* **EXERCISE DETAILS**: Go line by line through the data below and count those with the string "survival". Give the number only.

* **GIVEN INFORMATION**:
────────

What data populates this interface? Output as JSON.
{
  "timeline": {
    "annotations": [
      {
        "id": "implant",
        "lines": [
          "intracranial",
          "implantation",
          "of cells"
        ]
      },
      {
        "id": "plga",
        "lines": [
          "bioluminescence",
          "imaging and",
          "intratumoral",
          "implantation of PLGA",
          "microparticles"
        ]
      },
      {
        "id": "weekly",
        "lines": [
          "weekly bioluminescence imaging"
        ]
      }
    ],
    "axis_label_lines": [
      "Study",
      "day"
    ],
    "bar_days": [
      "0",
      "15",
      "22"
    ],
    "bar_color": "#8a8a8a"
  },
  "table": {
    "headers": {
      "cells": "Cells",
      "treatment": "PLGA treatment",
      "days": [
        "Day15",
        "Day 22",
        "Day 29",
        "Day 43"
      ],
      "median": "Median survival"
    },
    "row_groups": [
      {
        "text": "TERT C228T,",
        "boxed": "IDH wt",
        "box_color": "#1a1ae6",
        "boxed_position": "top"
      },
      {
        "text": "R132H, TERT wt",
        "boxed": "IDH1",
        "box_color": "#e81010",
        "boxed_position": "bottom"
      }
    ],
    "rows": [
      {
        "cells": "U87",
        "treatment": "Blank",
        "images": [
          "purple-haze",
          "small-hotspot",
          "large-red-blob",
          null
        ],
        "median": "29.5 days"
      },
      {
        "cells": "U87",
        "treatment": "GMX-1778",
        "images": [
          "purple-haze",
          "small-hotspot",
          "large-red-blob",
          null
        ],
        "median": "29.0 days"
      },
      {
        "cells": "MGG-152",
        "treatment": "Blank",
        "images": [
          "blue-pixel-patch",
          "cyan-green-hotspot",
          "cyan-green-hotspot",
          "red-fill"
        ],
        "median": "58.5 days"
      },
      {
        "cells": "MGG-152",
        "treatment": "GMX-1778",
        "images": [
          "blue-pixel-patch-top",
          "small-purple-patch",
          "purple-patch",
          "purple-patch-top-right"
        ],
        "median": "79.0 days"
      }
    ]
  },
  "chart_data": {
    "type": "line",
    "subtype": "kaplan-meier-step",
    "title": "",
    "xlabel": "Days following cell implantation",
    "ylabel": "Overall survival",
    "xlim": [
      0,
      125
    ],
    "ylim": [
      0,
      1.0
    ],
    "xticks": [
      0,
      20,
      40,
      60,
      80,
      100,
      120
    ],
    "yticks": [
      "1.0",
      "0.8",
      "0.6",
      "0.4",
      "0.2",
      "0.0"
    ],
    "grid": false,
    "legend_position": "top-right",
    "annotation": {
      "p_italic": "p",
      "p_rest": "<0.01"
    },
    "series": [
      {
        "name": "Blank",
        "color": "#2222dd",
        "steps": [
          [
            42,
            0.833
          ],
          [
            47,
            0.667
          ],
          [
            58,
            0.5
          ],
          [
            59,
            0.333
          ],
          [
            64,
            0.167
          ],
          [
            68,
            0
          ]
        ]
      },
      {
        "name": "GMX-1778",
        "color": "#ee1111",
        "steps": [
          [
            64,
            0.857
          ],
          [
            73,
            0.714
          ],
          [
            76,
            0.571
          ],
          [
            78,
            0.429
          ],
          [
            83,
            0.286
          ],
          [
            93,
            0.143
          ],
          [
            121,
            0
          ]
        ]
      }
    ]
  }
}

────────

* **RESULT BELOW**: 2